◆ **What you are asked to do**
Find each line with the string "color" and copy it.

◆ **Source material**
'''

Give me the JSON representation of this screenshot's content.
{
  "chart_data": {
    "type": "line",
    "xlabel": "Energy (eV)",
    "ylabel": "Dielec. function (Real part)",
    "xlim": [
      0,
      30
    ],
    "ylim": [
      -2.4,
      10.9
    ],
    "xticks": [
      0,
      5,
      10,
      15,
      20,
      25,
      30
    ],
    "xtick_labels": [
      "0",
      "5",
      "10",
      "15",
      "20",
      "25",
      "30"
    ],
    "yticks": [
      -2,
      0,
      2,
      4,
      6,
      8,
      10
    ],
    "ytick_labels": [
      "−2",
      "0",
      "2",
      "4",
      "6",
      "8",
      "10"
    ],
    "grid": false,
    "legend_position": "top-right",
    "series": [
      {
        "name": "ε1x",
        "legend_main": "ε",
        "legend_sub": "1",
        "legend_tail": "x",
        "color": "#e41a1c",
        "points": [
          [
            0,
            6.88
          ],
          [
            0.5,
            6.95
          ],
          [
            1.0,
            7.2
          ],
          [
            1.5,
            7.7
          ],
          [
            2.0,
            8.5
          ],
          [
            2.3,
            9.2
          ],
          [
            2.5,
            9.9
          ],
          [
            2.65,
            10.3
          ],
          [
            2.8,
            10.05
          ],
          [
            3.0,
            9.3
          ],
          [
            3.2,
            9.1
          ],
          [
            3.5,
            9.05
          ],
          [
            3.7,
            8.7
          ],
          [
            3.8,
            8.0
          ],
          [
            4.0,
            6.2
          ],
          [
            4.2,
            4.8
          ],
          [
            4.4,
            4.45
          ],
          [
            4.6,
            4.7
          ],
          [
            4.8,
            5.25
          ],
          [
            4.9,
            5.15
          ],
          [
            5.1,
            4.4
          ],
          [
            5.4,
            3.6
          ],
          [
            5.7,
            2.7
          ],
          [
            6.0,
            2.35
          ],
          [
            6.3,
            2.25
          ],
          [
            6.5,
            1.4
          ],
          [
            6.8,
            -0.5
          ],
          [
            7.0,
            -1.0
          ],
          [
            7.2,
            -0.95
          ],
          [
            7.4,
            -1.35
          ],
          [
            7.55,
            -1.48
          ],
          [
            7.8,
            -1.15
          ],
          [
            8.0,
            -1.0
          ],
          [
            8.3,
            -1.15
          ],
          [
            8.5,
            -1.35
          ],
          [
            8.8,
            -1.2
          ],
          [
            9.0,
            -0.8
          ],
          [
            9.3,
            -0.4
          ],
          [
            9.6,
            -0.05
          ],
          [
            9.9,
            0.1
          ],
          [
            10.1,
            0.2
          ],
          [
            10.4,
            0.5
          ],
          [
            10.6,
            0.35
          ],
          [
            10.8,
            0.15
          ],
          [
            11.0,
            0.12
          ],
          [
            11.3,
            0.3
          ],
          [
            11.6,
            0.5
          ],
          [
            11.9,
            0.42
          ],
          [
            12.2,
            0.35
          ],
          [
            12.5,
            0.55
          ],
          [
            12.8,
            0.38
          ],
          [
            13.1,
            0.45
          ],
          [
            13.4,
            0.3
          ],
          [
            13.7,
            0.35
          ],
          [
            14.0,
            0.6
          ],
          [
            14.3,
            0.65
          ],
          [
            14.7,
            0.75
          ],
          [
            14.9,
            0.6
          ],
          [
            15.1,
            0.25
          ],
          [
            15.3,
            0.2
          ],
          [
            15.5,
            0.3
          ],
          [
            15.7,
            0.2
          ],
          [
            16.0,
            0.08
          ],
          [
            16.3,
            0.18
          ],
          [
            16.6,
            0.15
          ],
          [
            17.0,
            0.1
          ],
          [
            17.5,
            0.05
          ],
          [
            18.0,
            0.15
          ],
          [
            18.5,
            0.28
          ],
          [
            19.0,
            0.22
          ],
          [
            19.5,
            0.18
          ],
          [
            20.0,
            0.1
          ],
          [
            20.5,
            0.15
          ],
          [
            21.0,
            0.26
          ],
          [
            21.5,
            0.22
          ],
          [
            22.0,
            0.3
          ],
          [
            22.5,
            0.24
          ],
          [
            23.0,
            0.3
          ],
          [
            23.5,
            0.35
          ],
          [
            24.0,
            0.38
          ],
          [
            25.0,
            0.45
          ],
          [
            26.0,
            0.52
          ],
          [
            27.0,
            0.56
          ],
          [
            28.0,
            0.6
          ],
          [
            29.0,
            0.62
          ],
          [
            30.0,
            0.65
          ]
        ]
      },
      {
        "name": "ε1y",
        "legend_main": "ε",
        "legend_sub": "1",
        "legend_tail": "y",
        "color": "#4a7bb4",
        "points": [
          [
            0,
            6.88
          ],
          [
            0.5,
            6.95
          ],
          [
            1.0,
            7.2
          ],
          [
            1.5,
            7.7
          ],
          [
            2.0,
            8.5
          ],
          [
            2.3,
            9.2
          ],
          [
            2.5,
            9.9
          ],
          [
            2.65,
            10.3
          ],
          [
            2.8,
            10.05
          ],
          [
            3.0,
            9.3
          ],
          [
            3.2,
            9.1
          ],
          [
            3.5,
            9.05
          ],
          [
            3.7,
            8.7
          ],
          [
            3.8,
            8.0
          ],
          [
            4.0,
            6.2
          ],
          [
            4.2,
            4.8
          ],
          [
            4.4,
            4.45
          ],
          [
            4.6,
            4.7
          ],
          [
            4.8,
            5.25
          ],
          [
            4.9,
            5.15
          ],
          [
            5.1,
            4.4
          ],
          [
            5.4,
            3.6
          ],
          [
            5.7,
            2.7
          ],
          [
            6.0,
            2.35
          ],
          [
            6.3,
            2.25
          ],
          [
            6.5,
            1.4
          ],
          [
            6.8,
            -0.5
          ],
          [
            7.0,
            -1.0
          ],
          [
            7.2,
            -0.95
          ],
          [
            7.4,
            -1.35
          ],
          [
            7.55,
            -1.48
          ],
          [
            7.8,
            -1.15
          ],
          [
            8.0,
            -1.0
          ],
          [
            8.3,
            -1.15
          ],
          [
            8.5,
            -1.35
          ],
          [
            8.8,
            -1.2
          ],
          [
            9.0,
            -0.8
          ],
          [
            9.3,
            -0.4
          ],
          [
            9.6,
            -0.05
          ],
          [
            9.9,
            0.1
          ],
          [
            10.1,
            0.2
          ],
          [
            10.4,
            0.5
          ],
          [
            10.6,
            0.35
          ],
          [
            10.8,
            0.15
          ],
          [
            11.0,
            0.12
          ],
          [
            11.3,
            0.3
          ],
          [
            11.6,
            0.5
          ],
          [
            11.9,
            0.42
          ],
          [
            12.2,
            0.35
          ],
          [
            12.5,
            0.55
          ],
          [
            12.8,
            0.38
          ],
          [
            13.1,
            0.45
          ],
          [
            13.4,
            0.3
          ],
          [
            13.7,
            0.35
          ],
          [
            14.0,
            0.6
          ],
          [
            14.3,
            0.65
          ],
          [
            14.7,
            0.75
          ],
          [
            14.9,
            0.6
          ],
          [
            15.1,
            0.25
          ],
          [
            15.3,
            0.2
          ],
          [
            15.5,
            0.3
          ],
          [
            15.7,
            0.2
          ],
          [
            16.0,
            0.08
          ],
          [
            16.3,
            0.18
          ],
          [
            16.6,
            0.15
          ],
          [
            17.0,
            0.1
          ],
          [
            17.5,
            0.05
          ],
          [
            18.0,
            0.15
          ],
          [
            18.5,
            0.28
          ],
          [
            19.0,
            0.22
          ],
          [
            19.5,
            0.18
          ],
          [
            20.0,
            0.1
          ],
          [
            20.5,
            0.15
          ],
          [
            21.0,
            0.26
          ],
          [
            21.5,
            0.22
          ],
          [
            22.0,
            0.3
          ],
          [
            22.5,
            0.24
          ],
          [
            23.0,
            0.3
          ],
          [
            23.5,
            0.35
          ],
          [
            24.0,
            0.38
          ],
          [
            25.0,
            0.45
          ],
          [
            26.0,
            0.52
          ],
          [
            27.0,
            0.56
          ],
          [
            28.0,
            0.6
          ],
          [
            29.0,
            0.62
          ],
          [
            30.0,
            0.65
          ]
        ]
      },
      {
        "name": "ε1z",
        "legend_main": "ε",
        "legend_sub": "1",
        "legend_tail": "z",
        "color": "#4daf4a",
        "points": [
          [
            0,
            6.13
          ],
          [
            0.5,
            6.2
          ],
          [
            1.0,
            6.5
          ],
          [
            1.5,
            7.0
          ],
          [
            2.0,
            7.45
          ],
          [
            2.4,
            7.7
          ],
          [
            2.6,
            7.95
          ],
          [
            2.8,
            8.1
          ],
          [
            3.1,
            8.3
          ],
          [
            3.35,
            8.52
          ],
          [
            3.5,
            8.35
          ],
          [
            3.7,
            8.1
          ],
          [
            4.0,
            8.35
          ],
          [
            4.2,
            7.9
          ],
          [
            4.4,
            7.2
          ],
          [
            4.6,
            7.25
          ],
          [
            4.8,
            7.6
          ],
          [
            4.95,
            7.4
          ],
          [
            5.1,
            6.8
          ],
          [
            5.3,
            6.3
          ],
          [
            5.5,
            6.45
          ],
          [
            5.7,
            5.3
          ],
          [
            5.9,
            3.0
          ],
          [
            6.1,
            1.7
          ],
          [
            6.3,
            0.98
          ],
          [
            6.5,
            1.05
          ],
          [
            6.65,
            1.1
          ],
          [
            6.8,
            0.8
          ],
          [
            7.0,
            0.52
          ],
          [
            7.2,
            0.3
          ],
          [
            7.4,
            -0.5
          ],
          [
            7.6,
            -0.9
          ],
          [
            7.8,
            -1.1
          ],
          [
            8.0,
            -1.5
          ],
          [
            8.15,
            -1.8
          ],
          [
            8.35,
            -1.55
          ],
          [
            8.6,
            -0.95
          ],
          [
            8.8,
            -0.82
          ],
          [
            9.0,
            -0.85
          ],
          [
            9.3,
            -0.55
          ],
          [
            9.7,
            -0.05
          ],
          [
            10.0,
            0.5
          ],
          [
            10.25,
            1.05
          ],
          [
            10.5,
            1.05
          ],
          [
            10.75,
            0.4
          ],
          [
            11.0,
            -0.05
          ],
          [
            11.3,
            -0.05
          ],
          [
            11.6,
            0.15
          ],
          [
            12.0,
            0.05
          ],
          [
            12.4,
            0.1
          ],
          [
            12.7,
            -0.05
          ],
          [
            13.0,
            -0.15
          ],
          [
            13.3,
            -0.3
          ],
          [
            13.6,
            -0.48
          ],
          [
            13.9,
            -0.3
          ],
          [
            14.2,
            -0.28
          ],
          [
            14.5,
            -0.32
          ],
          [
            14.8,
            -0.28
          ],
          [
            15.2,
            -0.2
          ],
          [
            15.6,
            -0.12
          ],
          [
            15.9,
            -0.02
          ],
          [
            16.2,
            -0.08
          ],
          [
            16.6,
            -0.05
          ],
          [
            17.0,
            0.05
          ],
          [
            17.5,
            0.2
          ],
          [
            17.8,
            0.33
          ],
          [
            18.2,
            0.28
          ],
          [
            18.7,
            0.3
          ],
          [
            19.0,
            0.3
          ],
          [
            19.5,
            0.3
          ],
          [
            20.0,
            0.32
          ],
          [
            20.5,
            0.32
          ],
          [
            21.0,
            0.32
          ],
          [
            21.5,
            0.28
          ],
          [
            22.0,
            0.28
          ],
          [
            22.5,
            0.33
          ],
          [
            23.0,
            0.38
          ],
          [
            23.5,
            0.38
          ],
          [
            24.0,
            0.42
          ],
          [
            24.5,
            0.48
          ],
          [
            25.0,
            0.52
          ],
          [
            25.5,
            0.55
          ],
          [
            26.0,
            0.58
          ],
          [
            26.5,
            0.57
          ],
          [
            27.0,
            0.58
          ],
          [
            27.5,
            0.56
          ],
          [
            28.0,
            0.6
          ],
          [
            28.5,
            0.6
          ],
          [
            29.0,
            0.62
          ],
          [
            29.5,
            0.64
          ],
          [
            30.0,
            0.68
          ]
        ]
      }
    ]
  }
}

'''

◆ **Written solution**
        "color": "#e41a1c",
        "color": "#4a7bb4",
        "color": "#4daf4a",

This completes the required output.